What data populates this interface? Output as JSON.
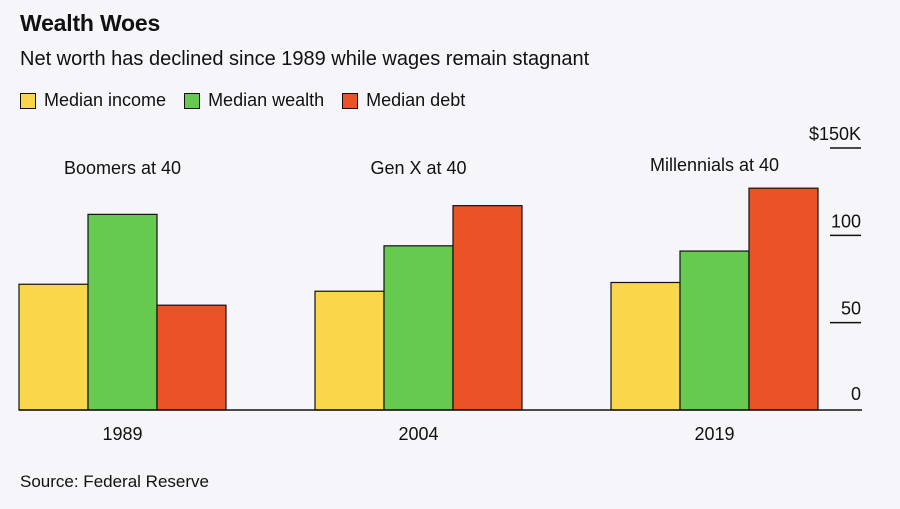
{
  "header": {
    "title": "Wealth Woes",
    "subtitle": "Net worth has declined since 1989 while wages remain stagnant"
  },
  "source": "Source: Federal Reserve",
  "chart_data": {
    "type": "bar",
    "categories": [
      "1989",
      "2004",
      "2019"
    ],
    "group_labels": [
      "Boomers at 40",
      "Gen X at 40",
      "Millennials at 40"
    ],
    "series": [
      {
        "name": "Median income",
        "color": "#f9d64a",
        "values": [
          72,
          68,
          73
        ]
      },
      {
        "name": "Median wealth",
        "color": "#66c950",
        "values": [
          112,
          94,
          91
        ]
      },
      {
        "name": "Median debt",
        "color": "#eb5226",
        "values": [
          60,
          117,
          127
        ]
      }
    ],
    "y_ticks": [
      {
        "value": 150,
        "label": "$150K"
      },
      {
        "value": 100,
        "label": "100"
      },
      {
        "value": 50,
        "label": "50"
      },
      {
        "value": 0,
        "label": "0"
      }
    ],
    "ylim": [
      0,
      150
    ],
    "legend_position": "top-left",
    "axis_position": "right"
  }
}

*Exercise aim:* Reproduce each entry verbatim, excluding any embedded images.

*The reply:*
What data populates this interface? Output as JSON.
{
  "header": {
    "title": "Wealth Woes",
    "subtitle": "Net worth has declined since 1989 while wages remain stagnant"
  },
  "source": "Source: Federal Reserve",
  "chart_data": {
    "type": "bar",
    "categories": [
      "1989",
      "2004",
      "2019"
    ],
    "group_labels": [
      "Boomers at 40",
      "Gen X at 40",
      "Millennials at 40"
    ],
    "series": [
      {
        "name": "Median income",
        "color": "#f9d64a",
        "values": [
          72,
          68,
          73
        ]
      },
      {
        "name": "Median wealth",
        "color": "#66c950",
        "values": [
          112,
          94,
          91
        ]
      },
      {
        "name": "Median debt",
        "color": "#eb5226",
        "values": [
          60,
          117,
          127
        ]
      }
    ],
    "y_ticks": [
      {
        "value": 150,
        "label": "$150K"
      },
      {
        "value": 100,
        "label": "100"
      },
      {
        "value": 50,
        "label": "50"
      },
      {
        "value": 0,
        "label": "0"
      }
    ],
    "ylim": [
      0,
      150
    ],
    "legend_position": "top-left",
    "axis_position": "right"
  }
}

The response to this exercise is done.